Supplied data —
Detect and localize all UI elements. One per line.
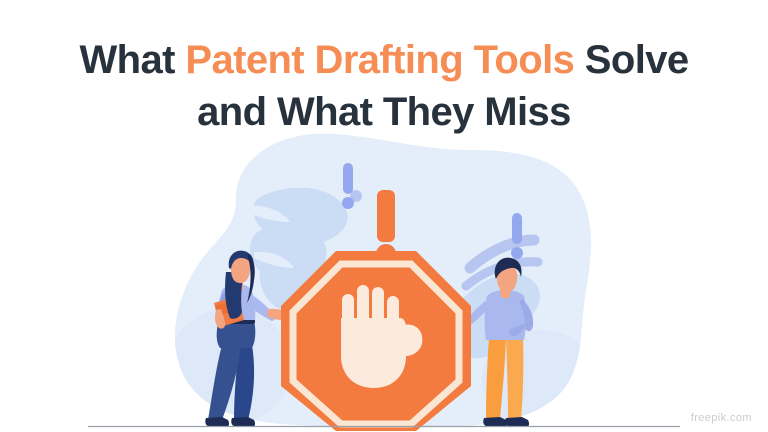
title-line-1-post: Solve — [574, 38, 689, 82]
man-forearm-right — [509, 324, 525, 336]
freepik-watermark: freepik.com — [690, 412, 752, 424]
stop-sign-border — [289, 260, 463, 428]
exclamation-right — [511, 213, 523, 259]
woman-shoe-front — [205, 417, 230, 427]
woman-face — [231, 255, 251, 284]
title-line-2: and What They Miss — [197, 90, 571, 134]
woman-shoe-back — [231, 417, 256, 427]
title-line-1: What Patent Drafting Tools Solve — [0, 34, 768, 86]
character-woman-left — [205, 250, 288, 427]
stop-sign — [281, 251, 471, 431]
hand-thumb — [400, 324, 423, 356]
man-leg-left — [486, 338, 506, 420]
man-shoe-right — [505, 417, 530, 427]
man-shoe-left — [483, 417, 508, 427]
man-arm-left — [466, 298, 492, 325]
woman-hair-back — [225, 272, 244, 319]
leaf-vein — [248, 205, 290, 222]
man-arm-right — [519, 299, 534, 332]
man-face — [497, 264, 518, 293]
title-highlight: Patent Drafting Tools — [185, 38, 575, 82]
woman-hair-front — [228, 250, 254, 269]
man-hair — [494, 257, 522, 279]
leaf-vein — [254, 251, 294, 268]
character-man-right — [455, 257, 534, 427]
woman-hair-strand — [247, 254, 255, 303]
dot-accent — [350, 190, 362, 202]
woman-hips — [216, 320, 256, 348]
page-title: What Patent Drafting Tools Solve and Wha… — [0, 34, 768, 138]
woman-forearm — [215, 309, 226, 329]
title-line-1-pre: What — [79, 38, 186, 82]
exclamation-left — [342, 163, 354, 209]
woman-back-leg — [234, 345, 255, 420]
man-leg-right — [506, 338, 524, 420]
stop-hand-symbol — [341, 285, 423, 388]
arc-stroke — [464, 234, 540, 274]
hand-palm — [341, 318, 406, 388]
woman-front-leg — [208, 345, 241, 420]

Exercise goal —
Reproduce verbatim the lines of the listing above, starting with the line that contains "title-line-1-post: Solve — [574, 38, 689, 82]" and continuing through the last line of the listing.

Response to the task —
title-line-1-post: Solve — [574, 38, 689, 82]
man-forearm-right — [509, 324, 525, 336]
freepik-watermark: freepik.com — [690, 412, 752, 424]
stop-sign-border — [289, 260, 463, 428]
exclamation-right — [511, 213, 523, 259]
woman-shoe-front — [205, 417, 230, 427]
woman-face — [231, 255, 251, 284]
title-line-2: and What They Miss — [197, 90, 571, 134]
woman-shoe-back — [231, 417, 256, 427]
title-line-1: What Patent Drafting Tools Solve — [0, 34, 768, 86]
character-woman-left — [205, 250, 288, 427]
stop-sign — [281, 251, 471, 431]
hand-thumb — [400, 324, 423, 356]
man-leg-left — [486, 338, 506, 420]
man-shoe-right — [505, 417, 530, 427]
man-shoe-left — [483, 417, 508, 427]
man-arm-left — [466, 298, 492, 325]
woman-hair-back — [225, 272, 244, 319]
leaf-vein — [248, 205, 290, 222]
man-arm-right — [519, 299, 534, 332]
man-face — [497, 264, 518, 293]
title-highlight: Patent Drafting Tools — [185, 38, 575, 82]
woman-hair-front — [228, 250, 254, 269]
man-hair — [494, 257, 522, 279]
leaf-vein — [254, 251, 294, 268]
character-man-right — [455, 257, 534, 427]
woman-hair-strand — [247, 254, 255, 303]
dot-accent — [350, 190, 362, 202]
woman-hips — [216, 320, 256, 348]
page-title: What Patent Drafting Tools Solve and Wha… — [0, 34, 768, 138]
woman-forearm — [215, 309, 226, 329]
title-line-1-pre: What — [79, 38, 186, 82]
exclamation-left — [342, 163, 354, 209]
woman-back-leg — [234, 345, 255, 420]
man-leg-right — [506, 338, 524, 420]
stop-hand-symbol — [341, 285, 423, 388]
arc-stroke — [464, 234, 540, 274]
hand-palm — [341, 318, 406, 388]
woman-front-leg — [208, 345, 241, 420]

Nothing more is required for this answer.